__Goal of the exercise__
Send back the entries below exactly as they appear.

____________

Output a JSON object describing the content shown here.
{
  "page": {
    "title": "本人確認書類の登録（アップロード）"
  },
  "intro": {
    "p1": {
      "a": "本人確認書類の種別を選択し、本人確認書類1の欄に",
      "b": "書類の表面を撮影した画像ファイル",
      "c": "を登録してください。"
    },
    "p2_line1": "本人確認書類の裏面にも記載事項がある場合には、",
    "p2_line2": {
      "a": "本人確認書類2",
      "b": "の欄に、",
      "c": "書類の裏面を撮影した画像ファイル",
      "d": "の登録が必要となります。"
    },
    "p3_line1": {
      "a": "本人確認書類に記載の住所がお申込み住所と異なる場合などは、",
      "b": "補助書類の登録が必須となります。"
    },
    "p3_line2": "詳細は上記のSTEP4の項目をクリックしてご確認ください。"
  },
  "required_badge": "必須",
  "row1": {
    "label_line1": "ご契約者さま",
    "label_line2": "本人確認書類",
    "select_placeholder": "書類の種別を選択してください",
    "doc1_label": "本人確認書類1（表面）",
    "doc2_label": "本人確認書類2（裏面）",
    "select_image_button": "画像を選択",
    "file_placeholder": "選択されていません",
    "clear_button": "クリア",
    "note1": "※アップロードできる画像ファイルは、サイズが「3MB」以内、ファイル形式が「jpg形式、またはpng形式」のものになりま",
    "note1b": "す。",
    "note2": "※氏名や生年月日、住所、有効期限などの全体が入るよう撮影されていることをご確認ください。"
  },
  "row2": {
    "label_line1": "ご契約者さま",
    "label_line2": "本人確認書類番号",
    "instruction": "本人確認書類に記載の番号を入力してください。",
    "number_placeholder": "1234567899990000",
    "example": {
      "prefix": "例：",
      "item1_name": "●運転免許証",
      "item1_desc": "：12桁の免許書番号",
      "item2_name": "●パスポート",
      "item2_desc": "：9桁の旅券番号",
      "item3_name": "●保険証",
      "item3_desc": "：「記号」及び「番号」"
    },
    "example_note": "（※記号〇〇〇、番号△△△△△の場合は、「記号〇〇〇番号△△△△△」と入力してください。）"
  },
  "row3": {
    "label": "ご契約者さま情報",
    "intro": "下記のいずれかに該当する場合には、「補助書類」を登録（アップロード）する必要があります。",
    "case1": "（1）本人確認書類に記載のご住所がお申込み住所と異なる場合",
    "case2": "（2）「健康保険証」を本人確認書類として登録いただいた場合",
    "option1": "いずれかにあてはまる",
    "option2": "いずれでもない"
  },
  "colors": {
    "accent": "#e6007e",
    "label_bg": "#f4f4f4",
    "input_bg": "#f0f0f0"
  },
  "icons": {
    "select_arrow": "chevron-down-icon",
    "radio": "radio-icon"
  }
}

____________

__Solution for this exercise__
Output a JSON object describing the content shown here.
{
  "page": {
    "title": "本人確認書類の登録（アップロード）"
  },
  "intro": {
    "p1": {
      "a": "本人確認書類の種別を選択し、本人確認書類1の欄に",
      "b": "書類の表面を撮影した画像ファイル",
      "c": "を登録してください。"
    },
    "p2_line1": "本人確認書類の裏面にも記載事項がある場合には、",
    "p2_line2": {
      "a": "本人確認書類2",
      "b": "の欄に、",
      "c": "書類の裏面を撮影した画像ファイル",
      "d": "の登録が必要となります。"
    },
    "p3_line1": {
      "a": "本人確認書類に記載の住所がお申込み住所と異なる場合などは、",
      "b": "補助書類の登録が必須となります。"
    },
    "p3_line2": "詳細は上記のSTEP4の項目をクリックしてご確認ください。"
  },
  "required_badge": "必須",
  "row1": {
    "label_line1": "ご契約者さま",
    "label_line2": "本人確認書類",
    "select_placeholder": "書類の種別を選択してください",
    "doc1_label": "本人確認書類1（表面）",
    "doc2_label": "本人確認書類2（裏面）",
    "select_image_button": "画像を選択",
    "file_placeholder": "選択されていません",
    "clear_button": "クリア",
    "note1": "※アップロードできる画像ファイルは、サイズが「3MB」以内、ファイル形式が「jpg形式、またはpng形式」のものになりま",
    "note1b": "す。",
    "note2": "※氏名や生年月日、住所、有効期限などの全体が入るよう撮影されていることをご確認ください。"
  },
  "row2": {
    "label_line1": "ご契約者さま",
    "label_line2": "本人確認書類番号",
    "instruction": "本人確認書類に記載の番号を入力してください。",
    "number_placeholder": "1234567899990000",
    "example": {
      "prefix": "例：",
      "item1_name": "●運転免許証",
      "item1_desc": "：12桁の免許書番号",
      "item2_name": "●パスポート",
      "item2_desc": "：9桁の旅券番号",
      "item3_name": "●保険証",
      "item3_desc": "：「記号」及び「番号」"
    },
    "example_note": "（※記号〇〇〇、番号△△△△△の場合は、「記号〇〇〇番号△△△△△」と入力してください。）"
  },
  "row3": {
    "label": "ご契約者さま情報",
    "intro": "下記のいずれかに該当する場合には、「補助書類」を登録（アップロード）する必要があります。",
    "case1": "（1）本人確認書類に記載のご住所がお申込み住所と異なる場合",
    "case2": "（2）「健康保険証」を本人確認書類として登録いただいた場合",
    "option1": "いずれかにあてはまる",
    "option2": "いずれでもない"
  },
  "colors": {
    "accent": "#e6007e",
    "label_bg": "#f4f4f4",
    "input_bg": "#f0f0f0"
  },
  "icons": {
    "select_arrow": "chevron-down-icon",
    "radio": "radio-icon"
  }
}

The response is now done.